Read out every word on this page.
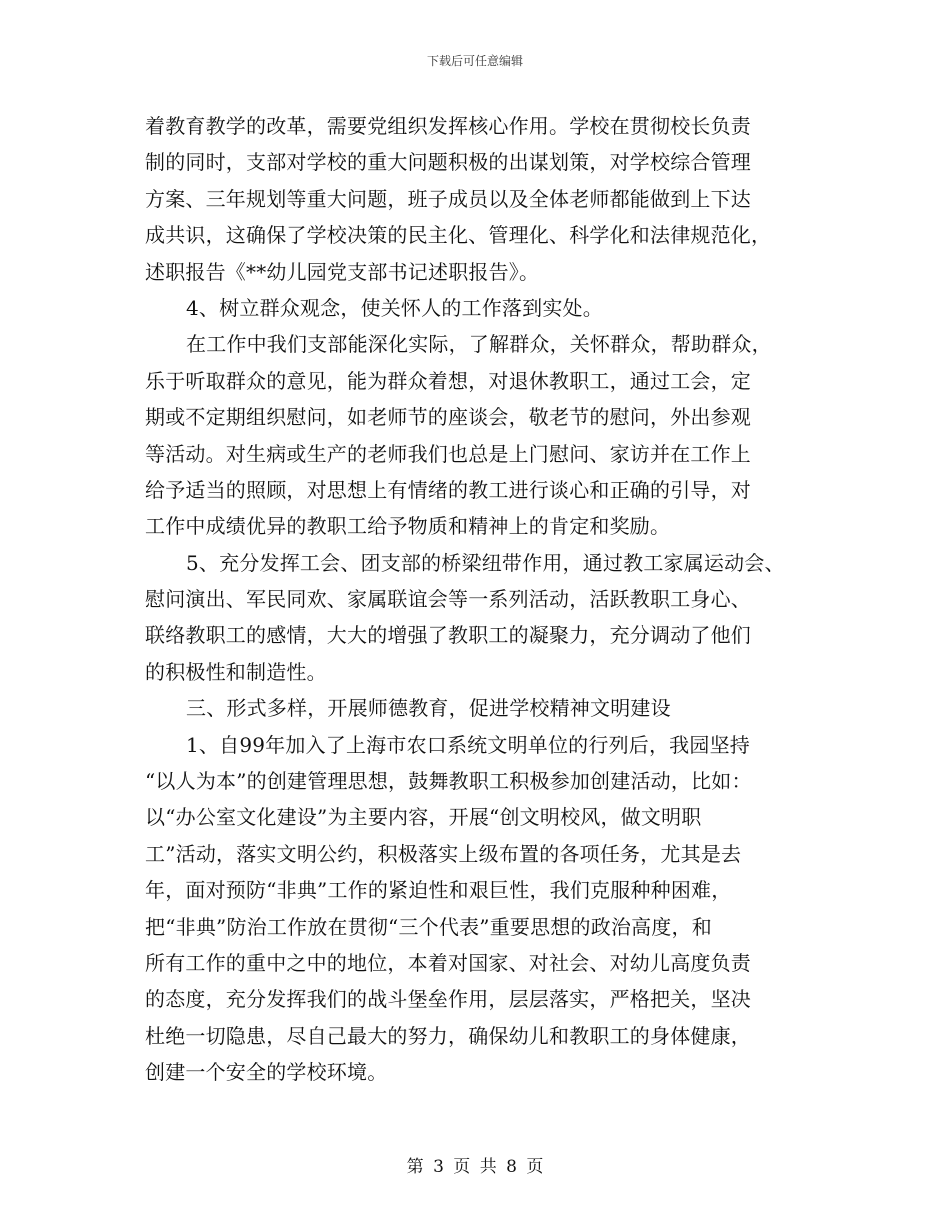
下载后可任意编辑
着教育教学的改革，需要党组织发挥核心作用。学校在贯彻校长负责
制的同时，支部对学校的重大问题积极的出谋划策，对学校综合管理
方案、三年规划等重大问题，班子成员以及全体老师都能做到上下达
成共识，这确保了学校决策的民主化、管理化、科学化和法律规范化，
述职报告《**幼儿园党支部书记述职报告》。
4、树立群众观念，使关怀人的工作落到实处。
在工作中我们支部能深化实际，了解群众，关怀群众，帮助群众，
乐于听取群众的意见，能为群众着想，对退休教职工，通过工会，定
期或不定期组织慰问，如老师节的座谈会，敬老节的慰问，外出参观
等活动。对生病或生产的老师我们也总是上门慰问、家访并在工作上
给予适当的照顾，对思想上有情绪的教工进行谈心和正确的引导，对
工作中成绩优异的教职工给予物质和精神上的肯定和奖励。
5、充分发挥工会、团支部的桥梁纽带作用，通过教工家属运动会、
慰问演出、军民同欢、家属联谊会等一系列活动，活跃教职工身心、
联络教职工的感情，大大的增强了教职工的凝聚力，充分调动了他们
的积极性和制造性。
三、形式多样，开展师德教育，促进学校精神文明建设
1、自99年加入了上海市农口系统文明单位的行列后，我园坚持
“以人为本”的创建管理思想，鼓舞教职工积极参加创建活动，比如：
以“办公室文化建设”为主要内容，开展“创文明校风，做文明职
工”活动，落实文明公约，积极落实上级布置的各项任务，尤其是去
年，面对预防“非典”工作的紧迫性和艰巨性，我们克服种种困难，
把“非典”防治工作放在贯彻“三个代表”重要思想的政治高度，和
所有工作的重中之中的地位，本着对国家、对社会、对幼儿高度负责
的态度，充分发挥我们的战斗堡垒作用，层层落实，严格把关，坚决
杜绝一切隐患，尽自己最大的努力，确保幼儿和教职工的身体健康，
创建一个安全的学校环境。
第 3 页 共 8 页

^^^^^^^^^^^^^^^^

_JOB_:
Write the listing out a second time exactly, dropping all images.

_OUTPUT OF THE TASK_:
Read out every word on this page.
下载后可任意编辑
着教育教学的改革，需要党组织发挥核心作用。学校在贯彻校长负责
制的同时，支部对学校的重大问题积极的出谋划策，对学校综合管理
方案、三年规划等重大问题，班子成员以及全体老师都能做到上下达
成共识，这确保了学校决策的民主化、管理化、科学化和法律规范化，
述职报告《**幼儿园党支部书记述职报告》。
4、树立群众观念，使关怀人的工作落到实处。
在工作中我们支部能深化实际，了解群众，关怀群众，帮助群众，
乐于听取群众的意见，能为群众着想，对退休教职工，通过工会，定
期或不定期组织慰问，如老师节的座谈会，敬老节的慰问，外出参观
等活动。对生病或生产的老师我们也总是上门慰问、家访并在工作上
给予适当的照顾，对思想上有情绪的教工进行谈心和正确的引导，对
工作中成绩优异的教职工给予物质和精神上的肯定和奖励。
5、充分发挥工会、团支部的桥梁纽带作用，通过教工家属运动会、
慰问演出、军民同欢、家属联谊会等一系列活动，活跃教职工身心、
联络教职工的感情，大大的增强了教职工的凝聚力，充分调动了他们
的积极性和制造性。
三、形式多样，开展师德教育，促进学校精神文明建设
1、自99年加入了上海市农口系统文明单位的行列后，我园坚持
“以人为本”的创建管理思想，鼓舞教职工积极参加创建活动，比如：
以“办公室文化建设”为主要内容，开展“创文明校风，做文明职
工”活动，落实文明公约，积极落实上级布置的各项任务，尤其是去
年，面对预防“非典”工作的紧迫性和艰巨性，我们克服种种困难，
把“非典”防治工作放在贯彻“三个代表”重要思想的政治高度，和
所有工作的重中之中的地位，本着对国家、对社会、对幼儿高度负责
的态度，充分发挥我们的战斗堡垒作用，层层落实，严格把关，坚决
杜绝一切隐患，尽自己最大的努力，确保幼儿和教职工的身体健康，
创建一个安全的学校环境。
第 3 页 共 8 页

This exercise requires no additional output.